══ EXERCISE INPUTS
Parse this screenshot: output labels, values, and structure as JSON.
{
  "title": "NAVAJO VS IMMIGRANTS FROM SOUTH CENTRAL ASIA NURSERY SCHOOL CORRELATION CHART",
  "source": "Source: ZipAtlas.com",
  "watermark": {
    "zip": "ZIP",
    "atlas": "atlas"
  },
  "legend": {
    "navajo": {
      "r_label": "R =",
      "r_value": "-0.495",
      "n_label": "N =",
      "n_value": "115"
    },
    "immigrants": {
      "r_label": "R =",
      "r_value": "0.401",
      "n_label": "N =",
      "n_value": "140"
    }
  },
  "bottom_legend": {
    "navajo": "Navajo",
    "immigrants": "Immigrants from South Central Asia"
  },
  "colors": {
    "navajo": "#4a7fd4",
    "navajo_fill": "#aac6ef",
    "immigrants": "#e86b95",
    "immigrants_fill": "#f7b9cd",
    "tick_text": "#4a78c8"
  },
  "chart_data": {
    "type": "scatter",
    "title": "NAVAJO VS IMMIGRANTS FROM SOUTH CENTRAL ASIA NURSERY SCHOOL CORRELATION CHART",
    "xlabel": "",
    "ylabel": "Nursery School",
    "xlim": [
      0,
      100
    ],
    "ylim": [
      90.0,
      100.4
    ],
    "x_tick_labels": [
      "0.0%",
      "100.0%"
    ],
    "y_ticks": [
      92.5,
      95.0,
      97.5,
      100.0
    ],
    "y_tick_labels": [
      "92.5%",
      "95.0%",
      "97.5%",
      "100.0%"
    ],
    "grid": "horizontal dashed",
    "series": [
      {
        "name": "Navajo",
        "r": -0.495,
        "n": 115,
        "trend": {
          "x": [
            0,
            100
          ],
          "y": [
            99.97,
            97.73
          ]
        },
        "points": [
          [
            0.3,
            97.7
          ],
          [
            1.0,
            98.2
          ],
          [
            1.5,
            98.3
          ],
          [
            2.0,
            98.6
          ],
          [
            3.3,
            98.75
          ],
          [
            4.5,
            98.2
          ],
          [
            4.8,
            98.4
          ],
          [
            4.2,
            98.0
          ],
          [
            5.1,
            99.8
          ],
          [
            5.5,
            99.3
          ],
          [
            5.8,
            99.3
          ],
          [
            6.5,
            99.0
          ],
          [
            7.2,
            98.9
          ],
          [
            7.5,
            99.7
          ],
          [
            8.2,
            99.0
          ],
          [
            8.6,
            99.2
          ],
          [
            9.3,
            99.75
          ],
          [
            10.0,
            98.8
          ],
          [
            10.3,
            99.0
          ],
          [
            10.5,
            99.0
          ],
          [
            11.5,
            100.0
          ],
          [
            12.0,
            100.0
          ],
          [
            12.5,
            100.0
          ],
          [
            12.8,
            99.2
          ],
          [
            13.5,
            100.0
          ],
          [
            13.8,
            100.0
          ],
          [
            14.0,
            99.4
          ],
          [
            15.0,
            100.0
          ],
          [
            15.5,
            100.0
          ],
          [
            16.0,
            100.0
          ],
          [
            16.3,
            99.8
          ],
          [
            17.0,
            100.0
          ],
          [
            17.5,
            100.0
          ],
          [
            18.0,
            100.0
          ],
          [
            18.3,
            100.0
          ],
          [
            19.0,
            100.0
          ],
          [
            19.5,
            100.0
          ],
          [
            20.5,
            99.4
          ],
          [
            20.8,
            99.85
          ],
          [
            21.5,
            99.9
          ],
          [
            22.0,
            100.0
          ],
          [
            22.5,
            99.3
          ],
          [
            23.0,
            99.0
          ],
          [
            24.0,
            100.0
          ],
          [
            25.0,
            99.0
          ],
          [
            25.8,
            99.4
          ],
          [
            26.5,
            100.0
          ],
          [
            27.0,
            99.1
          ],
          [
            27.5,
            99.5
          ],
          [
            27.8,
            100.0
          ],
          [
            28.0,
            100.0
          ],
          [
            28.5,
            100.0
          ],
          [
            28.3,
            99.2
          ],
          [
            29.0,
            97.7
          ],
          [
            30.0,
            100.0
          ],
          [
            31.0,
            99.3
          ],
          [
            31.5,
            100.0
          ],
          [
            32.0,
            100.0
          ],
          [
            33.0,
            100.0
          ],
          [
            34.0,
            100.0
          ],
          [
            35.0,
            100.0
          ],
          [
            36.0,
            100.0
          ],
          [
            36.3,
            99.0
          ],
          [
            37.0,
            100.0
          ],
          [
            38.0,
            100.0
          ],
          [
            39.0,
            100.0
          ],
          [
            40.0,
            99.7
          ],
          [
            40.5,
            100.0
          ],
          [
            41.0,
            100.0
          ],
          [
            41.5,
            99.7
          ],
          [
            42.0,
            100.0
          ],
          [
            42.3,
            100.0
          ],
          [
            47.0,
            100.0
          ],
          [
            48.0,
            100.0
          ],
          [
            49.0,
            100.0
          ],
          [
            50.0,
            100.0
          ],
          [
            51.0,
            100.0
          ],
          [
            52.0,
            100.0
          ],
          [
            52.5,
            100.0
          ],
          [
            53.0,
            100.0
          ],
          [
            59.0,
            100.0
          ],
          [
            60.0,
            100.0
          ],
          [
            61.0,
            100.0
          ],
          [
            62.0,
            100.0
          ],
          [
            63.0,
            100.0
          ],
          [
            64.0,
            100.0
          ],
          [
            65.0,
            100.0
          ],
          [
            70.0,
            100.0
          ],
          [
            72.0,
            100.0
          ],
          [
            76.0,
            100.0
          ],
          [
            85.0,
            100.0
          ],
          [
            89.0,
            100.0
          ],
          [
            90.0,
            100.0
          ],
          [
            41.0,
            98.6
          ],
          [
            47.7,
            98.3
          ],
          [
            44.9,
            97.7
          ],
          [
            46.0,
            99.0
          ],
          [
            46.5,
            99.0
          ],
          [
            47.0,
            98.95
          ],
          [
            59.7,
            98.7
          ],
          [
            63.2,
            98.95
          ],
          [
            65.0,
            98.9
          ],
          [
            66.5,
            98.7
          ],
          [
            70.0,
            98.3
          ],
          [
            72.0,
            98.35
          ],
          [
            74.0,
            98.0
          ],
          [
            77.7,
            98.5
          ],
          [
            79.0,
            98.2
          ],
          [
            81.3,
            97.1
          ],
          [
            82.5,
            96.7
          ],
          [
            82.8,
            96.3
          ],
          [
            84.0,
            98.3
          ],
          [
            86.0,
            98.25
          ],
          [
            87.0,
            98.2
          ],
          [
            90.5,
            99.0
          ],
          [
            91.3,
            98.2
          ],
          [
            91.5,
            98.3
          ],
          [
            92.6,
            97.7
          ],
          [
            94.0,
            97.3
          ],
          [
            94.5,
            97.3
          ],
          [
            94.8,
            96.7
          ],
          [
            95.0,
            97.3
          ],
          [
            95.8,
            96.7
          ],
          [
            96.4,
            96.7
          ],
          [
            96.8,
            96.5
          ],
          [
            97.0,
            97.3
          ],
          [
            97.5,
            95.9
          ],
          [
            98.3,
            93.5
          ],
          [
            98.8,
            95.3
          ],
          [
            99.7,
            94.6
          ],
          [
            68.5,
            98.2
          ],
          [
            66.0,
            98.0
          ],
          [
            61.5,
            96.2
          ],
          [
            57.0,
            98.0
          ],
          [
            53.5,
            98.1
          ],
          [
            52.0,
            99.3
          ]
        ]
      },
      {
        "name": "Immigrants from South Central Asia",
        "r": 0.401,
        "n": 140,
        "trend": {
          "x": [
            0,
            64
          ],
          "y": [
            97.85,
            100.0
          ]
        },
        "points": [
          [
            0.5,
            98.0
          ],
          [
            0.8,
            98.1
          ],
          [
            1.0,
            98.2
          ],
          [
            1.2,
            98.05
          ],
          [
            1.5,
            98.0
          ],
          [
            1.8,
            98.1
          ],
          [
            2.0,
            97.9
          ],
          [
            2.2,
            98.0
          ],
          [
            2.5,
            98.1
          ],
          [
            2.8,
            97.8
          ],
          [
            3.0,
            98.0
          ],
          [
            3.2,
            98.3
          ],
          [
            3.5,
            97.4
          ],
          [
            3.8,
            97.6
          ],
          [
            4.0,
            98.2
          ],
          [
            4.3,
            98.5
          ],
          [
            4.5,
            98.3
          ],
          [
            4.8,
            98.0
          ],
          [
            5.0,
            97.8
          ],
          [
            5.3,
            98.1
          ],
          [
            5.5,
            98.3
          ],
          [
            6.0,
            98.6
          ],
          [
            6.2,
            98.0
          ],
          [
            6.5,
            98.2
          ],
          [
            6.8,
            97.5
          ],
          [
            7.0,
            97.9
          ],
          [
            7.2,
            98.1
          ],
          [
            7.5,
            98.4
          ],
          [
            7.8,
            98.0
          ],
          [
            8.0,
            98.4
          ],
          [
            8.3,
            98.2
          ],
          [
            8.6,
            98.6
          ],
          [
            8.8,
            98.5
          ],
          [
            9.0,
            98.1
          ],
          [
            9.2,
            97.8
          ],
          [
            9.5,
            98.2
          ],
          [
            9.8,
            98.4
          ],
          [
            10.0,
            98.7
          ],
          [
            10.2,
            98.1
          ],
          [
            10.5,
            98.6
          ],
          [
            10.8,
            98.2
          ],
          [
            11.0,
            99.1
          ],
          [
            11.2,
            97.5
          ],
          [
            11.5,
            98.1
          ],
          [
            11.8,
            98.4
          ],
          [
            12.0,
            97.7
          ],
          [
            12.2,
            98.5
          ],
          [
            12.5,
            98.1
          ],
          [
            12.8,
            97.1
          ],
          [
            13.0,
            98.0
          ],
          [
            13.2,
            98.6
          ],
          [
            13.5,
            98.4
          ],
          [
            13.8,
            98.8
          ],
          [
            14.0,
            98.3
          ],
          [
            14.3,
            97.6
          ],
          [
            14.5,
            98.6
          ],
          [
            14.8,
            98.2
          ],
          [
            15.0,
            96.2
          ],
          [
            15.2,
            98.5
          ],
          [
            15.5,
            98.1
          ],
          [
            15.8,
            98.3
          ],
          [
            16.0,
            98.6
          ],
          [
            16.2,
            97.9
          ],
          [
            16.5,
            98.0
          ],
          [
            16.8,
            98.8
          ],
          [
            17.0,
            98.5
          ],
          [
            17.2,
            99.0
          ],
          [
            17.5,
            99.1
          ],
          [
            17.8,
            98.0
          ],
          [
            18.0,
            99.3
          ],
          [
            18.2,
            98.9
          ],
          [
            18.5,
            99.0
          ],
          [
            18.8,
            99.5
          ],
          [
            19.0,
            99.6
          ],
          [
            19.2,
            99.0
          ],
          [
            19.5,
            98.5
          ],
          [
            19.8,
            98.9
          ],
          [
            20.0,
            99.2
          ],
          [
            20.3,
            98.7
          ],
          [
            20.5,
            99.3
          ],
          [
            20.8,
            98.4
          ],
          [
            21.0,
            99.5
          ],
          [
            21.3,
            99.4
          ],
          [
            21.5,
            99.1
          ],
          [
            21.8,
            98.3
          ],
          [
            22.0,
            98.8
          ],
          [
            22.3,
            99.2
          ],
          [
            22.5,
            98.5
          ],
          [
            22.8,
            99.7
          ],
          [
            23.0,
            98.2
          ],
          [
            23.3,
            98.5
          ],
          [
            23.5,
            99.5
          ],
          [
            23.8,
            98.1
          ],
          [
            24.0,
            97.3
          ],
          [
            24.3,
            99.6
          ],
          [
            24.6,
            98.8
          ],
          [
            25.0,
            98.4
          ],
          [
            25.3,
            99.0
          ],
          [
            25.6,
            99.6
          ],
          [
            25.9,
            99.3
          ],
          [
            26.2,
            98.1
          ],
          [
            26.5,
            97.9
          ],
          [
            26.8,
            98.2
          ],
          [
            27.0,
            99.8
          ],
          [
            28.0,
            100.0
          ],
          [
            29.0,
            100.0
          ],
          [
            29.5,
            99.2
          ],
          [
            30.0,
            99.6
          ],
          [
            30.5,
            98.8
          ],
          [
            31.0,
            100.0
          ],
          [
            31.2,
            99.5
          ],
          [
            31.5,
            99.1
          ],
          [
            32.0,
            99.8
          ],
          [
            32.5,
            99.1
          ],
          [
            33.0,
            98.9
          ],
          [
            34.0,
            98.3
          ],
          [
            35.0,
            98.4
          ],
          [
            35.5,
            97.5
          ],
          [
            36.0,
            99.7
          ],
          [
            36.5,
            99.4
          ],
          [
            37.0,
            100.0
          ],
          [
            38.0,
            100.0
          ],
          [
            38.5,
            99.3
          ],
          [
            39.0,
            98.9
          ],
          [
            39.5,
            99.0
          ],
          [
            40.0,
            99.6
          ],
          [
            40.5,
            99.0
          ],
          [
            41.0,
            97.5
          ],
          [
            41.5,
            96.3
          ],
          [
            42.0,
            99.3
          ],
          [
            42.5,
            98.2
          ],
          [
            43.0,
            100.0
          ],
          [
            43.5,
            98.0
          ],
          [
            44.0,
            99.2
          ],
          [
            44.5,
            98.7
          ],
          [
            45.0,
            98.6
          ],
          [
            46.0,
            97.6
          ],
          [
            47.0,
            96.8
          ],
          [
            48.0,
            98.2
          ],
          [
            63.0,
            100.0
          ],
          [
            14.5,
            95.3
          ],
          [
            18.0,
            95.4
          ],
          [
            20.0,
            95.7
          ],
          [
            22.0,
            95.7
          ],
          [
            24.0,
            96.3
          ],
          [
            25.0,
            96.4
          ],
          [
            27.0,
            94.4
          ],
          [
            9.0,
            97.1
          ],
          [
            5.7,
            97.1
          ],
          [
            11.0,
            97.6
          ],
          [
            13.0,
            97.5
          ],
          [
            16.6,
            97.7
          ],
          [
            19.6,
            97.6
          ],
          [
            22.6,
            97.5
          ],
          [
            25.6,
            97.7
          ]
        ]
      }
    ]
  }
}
════
> _INSTRUCTIONS FOR THE TASK_
Of the lines above, how many hold the string "title"? Answer with only the number.

> _ANSWER TO THIS TASK_
2